# Available data
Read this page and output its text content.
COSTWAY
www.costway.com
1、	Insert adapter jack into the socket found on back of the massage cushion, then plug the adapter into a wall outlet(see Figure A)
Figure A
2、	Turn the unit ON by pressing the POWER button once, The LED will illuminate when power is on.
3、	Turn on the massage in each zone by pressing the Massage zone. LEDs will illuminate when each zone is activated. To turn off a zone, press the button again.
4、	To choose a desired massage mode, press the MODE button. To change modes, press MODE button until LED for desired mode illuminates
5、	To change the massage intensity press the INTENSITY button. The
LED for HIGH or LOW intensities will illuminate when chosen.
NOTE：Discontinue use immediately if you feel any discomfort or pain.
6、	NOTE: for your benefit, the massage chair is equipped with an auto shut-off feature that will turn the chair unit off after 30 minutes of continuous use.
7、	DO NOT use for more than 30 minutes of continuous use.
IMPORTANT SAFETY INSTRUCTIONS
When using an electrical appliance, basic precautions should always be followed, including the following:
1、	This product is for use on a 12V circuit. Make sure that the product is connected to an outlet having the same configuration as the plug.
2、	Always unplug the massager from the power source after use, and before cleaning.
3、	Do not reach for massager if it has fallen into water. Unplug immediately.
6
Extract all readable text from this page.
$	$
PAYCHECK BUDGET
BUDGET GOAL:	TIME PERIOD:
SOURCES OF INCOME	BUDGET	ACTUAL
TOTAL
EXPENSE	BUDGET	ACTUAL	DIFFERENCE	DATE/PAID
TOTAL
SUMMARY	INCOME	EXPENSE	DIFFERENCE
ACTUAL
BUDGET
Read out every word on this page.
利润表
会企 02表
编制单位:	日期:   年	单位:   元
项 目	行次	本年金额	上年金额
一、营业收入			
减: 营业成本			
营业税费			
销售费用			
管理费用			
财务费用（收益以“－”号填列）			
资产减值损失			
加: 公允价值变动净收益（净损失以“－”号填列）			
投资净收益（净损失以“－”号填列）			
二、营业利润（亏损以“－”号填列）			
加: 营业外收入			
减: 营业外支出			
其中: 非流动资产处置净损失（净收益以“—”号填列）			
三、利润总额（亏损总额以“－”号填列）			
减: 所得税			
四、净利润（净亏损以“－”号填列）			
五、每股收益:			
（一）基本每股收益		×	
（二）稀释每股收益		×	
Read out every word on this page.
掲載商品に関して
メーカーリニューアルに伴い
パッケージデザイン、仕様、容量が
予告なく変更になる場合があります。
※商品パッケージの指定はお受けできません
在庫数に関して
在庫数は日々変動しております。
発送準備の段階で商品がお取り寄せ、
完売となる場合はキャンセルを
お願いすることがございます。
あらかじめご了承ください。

# Description of the task
Copy out every line where the word "continuous" occurs.

# Answer to this problem
6、	NOTE: for your benefit, the massage chair is equipped with an auto shut-off feature that will turn the chair unit off after 30 minutes of continuous use.
7、	DO NOT use for more than 30 minutes of continuous use.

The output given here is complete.